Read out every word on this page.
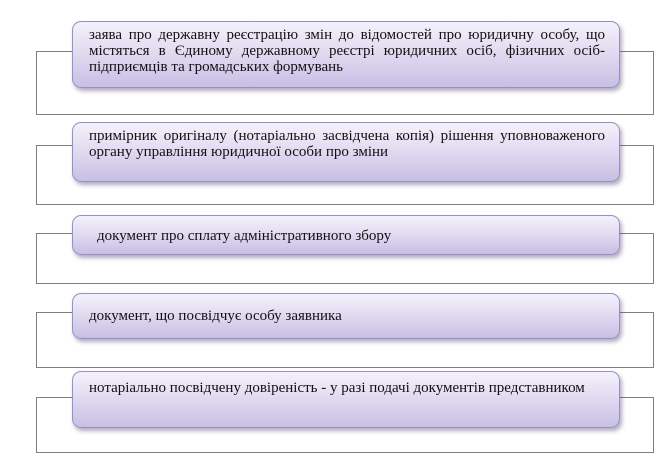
заява про державну реєстрацію змін до відомостей про юридичну особу, що містяться в Єдиному державному реєстрі юридичних осіб, фізичних осіб-підприємців та громадських формувань
примірник оригіналу (нотаріально засвідчена копія) рішення уповноваженого органу управління юридичної особи про зміни
документ про сплату адміністративного збору
документ, що посвідчує особу заявника
нотаріально посвідчену довіреність - у разі подачі документів представником
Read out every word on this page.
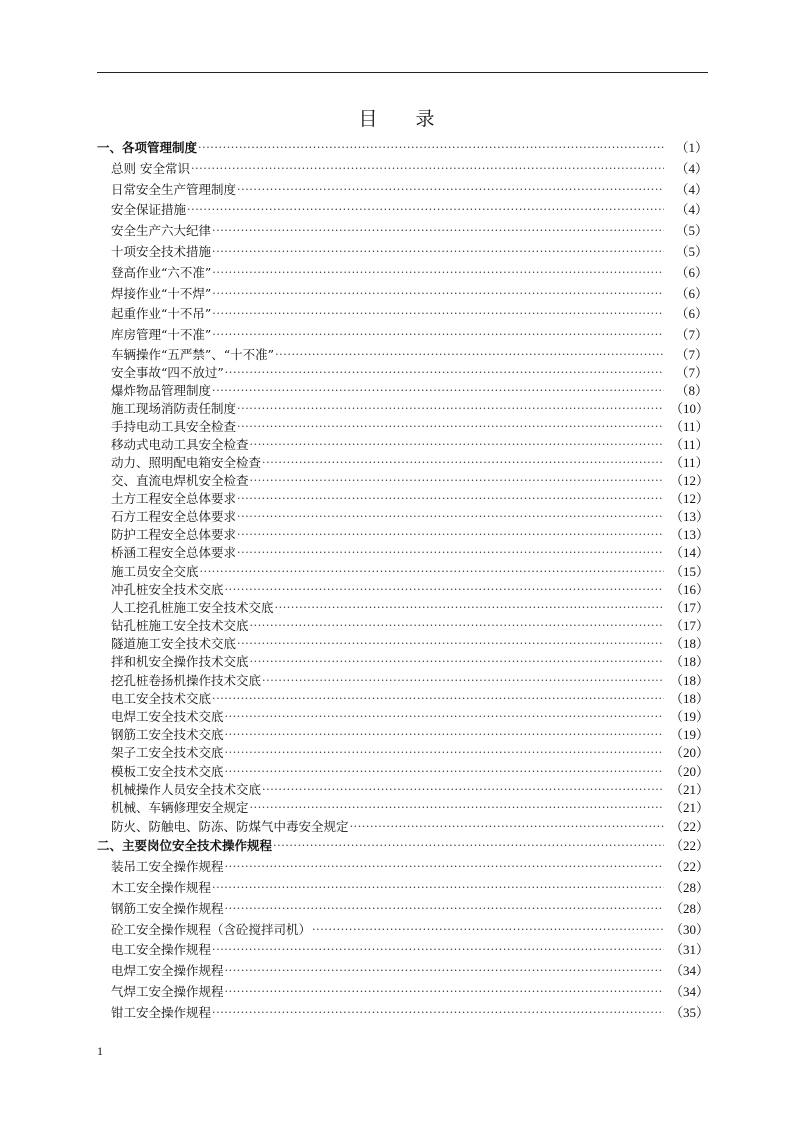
目 录
一、各项管理制度 ·····	（1）
总则 安全常识 ·····	（4）
日常安全生产管理制度 ·····	（4）
安全保证措施 ·····	（4）
安全生产六大纪律 ·····	（5）
十项安全技术措施 ·····	（5）
登高作业“六不准” ·····	（6）
焊接作业“十不焊” ·····	（6）
起重作业“十不吊” ·····	（6）
库房管理“十不准” ·····	（7）
车辆操作“五严禁”、“十不准” ·····	（7）
安全事故“四不放过” ·····	（7）
爆炸物品管理制度 ·····	（8）
施工现场消防责任制度 ·····	（10）
手持电动工具安全检查 ·····	（11）
移动式电动工具安全检查 ·····	（11）
动力、照明配电箱安全检查 ·····	（11）
交、直流电焊机安全检查 ·····	（12）
土方工程安全总体要求 ·····	（12）
石方工程安全总体要求 ·····	（13）
防护工程安全总体要求 ·····	（13）
桥涵工程安全总体要求 ·····	（14）
施工员安全交底 ·····	（15）
冲孔桩安全技术交底 ·····	（16）
人工挖孔桩施工安全技术交底 ·····	（17）
钻孔桩施工安全技术交底 ·····	（17）
隧道施工安全技术交底 ·····	（18）
拌和机安全操作技术交底 ·····	（18）
挖孔桩卷扬机操作技术交底 ·····	（18）
电工安全技术交底 ·····	（18）
电焊工安全技术交底 ·····	（19）
钢筋工安全技术交底 ·····	（19）
架子工安全技术交底 ·····	（20）
模板工安全技术交底 ·····	（20）
机械操作人员安全技术交底 ·····	（21）
机械、车辆修理安全规定 ·····	（21）
防火、防触电、防冻、防煤气中毒安全规定 ·····	（22）
二、主要岗位安全技术操作规程 ·····	（22）
装吊工安全操作规程 ·····	（22）
木工安全操作规程 ·····	（28）
钢筋工安全操作规程 ·····	（28）
砼工安全操作规程（含砼搅拌司机） ·····	（30）
电工安全操作规程 ·····	（31）
电焊工安全操作规程 ·····	（34）
气焊工安全操作规程 ·····	（34）
钳工安全操作规程 ·····	（35）
1
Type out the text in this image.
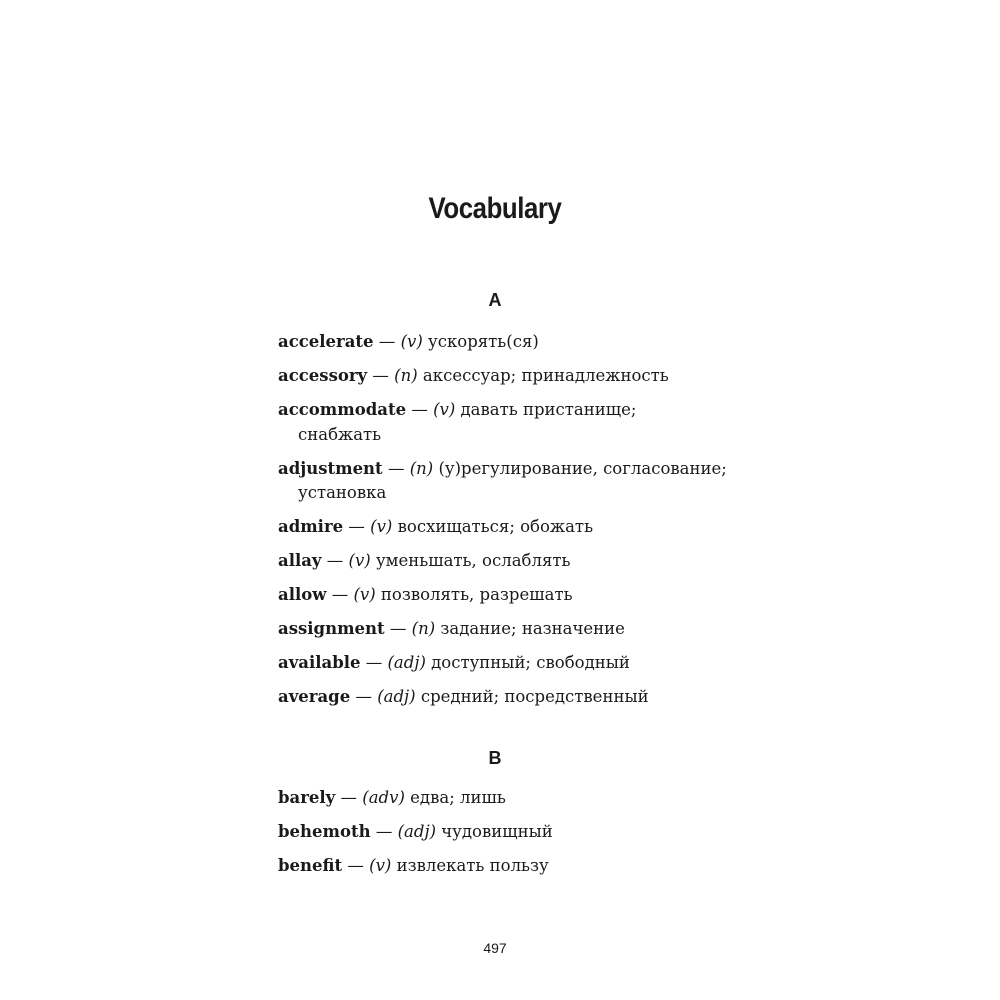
Vocabulary
A
accelerate — (v) ускорять(ся)
accessory — (n) аксессуар; принадлежность
accommodate — (v) давать пристанище;
снабжать
adjustment — (n) (у)регулирование, согласование;
установка
admire — (v) восхищаться; обожать
allay — (v) уменьшать, ослаблять
allow — (v) позволять, разрешать
assignment — (n) задание; назначение
available — (adj) доступный; свободный
average — (adj) средний; посредственный
B
barely — (adv) едва; лишь
behemoth — (adj) чудовищный
benefit — (v) извлекать пользу
497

**PROBLEM TO WORK ON**
For each line of the entries that includes "нотаріально", show that line.

**FULL RESPONSE**
примірник оригіналу (нотаріально засвідчена копія) рішення уповноваженого органу управління юридичної особи про зміни
нотаріально посвідчену довіреність - у разі подачі документів представником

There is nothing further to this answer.